-- Supplied entries --
* Begin *
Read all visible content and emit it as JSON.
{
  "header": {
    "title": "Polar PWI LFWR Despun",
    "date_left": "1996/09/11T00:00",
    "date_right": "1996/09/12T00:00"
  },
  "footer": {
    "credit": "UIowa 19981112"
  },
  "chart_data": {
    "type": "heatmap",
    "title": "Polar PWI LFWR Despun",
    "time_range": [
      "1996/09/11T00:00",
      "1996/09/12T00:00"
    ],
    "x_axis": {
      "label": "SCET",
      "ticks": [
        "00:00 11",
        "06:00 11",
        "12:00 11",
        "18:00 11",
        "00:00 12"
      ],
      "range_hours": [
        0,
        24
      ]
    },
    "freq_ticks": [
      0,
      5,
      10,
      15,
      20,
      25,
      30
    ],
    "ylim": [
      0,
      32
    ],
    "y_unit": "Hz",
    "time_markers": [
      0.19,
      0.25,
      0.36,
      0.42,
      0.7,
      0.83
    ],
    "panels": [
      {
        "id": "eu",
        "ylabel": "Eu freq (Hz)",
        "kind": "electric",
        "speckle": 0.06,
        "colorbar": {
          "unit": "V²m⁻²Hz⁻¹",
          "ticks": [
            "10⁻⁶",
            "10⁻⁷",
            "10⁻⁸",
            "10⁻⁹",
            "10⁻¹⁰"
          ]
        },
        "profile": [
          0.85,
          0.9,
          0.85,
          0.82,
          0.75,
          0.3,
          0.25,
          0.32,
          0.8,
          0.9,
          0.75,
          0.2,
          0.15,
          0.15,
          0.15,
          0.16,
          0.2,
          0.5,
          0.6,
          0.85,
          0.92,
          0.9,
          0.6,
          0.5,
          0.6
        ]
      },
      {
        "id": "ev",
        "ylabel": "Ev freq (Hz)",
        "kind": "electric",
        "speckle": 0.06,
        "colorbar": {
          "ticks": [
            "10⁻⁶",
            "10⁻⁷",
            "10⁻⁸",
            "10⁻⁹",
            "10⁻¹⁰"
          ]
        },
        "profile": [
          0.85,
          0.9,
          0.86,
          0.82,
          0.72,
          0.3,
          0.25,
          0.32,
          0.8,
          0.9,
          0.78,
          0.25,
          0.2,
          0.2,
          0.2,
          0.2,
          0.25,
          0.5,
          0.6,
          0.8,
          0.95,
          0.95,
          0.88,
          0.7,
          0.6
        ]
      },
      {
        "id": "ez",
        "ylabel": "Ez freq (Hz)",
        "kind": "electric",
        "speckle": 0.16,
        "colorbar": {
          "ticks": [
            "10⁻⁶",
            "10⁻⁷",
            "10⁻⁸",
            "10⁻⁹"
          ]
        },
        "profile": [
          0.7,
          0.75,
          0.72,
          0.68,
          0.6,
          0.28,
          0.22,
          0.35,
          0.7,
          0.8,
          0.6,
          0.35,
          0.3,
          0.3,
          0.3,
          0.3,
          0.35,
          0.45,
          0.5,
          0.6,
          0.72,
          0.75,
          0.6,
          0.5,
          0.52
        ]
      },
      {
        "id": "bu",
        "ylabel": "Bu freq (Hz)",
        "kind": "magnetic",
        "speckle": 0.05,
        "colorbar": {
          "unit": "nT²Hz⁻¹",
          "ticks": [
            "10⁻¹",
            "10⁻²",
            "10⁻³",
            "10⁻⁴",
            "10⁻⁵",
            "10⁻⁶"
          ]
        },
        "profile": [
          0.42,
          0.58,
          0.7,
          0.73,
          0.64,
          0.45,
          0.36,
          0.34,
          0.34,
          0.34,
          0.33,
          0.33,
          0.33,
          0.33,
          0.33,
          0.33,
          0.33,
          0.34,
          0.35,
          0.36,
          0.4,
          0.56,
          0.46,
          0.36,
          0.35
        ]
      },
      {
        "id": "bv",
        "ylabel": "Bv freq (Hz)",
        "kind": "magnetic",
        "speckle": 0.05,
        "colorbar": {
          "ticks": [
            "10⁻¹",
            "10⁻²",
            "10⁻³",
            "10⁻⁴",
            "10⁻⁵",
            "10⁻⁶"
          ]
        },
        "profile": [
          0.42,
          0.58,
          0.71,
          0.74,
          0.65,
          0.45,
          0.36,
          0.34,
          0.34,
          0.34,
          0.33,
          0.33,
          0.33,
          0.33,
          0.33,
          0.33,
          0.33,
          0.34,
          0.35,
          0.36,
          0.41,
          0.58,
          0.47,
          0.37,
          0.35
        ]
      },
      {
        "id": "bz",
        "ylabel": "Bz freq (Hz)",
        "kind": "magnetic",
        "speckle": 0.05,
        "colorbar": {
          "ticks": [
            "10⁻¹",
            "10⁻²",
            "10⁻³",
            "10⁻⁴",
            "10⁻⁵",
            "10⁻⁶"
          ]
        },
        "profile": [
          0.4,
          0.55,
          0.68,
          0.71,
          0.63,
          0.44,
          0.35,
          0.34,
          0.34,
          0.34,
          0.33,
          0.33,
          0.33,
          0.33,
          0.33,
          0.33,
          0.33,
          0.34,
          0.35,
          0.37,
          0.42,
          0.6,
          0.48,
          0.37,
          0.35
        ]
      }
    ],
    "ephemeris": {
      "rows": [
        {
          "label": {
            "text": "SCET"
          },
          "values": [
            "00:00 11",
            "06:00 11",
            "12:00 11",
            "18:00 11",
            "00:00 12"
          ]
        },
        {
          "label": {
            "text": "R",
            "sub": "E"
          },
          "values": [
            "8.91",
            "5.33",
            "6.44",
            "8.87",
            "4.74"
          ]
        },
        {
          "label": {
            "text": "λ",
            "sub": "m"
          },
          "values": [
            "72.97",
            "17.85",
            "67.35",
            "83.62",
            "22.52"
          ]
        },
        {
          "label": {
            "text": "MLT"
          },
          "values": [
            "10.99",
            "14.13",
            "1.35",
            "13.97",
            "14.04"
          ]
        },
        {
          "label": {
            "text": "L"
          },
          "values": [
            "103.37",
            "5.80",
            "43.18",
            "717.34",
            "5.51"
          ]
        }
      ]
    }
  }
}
* End *
Copy all lines from the entries that contain the word "text".

-- Output below --
            "text": "SCET"
            "text": "R",
            "text": "λ",
            "text": "MLT"
            "text": "L"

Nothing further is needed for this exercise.